# Start of RECORD LIST

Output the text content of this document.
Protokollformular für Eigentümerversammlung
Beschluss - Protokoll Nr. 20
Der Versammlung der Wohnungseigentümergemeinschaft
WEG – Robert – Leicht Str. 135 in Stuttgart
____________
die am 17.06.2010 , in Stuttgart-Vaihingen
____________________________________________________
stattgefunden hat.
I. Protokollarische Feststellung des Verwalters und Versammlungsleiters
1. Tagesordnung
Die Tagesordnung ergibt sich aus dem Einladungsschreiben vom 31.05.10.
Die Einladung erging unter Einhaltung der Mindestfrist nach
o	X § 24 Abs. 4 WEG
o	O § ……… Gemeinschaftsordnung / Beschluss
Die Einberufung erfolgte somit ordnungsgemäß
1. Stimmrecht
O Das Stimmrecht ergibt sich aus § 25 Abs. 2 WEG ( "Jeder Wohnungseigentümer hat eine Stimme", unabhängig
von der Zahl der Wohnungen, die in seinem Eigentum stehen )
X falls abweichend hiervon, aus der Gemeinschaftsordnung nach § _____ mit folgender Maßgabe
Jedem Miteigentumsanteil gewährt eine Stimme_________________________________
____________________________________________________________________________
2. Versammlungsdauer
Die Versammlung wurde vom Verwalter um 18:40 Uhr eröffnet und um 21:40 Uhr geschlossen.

# End of RECORD LIST

_TASK STATEMENT_
Tell how many lines of the data include the word "Gemeinschaftsordnung", and nothing else.

_OUTPUT BELOW_
2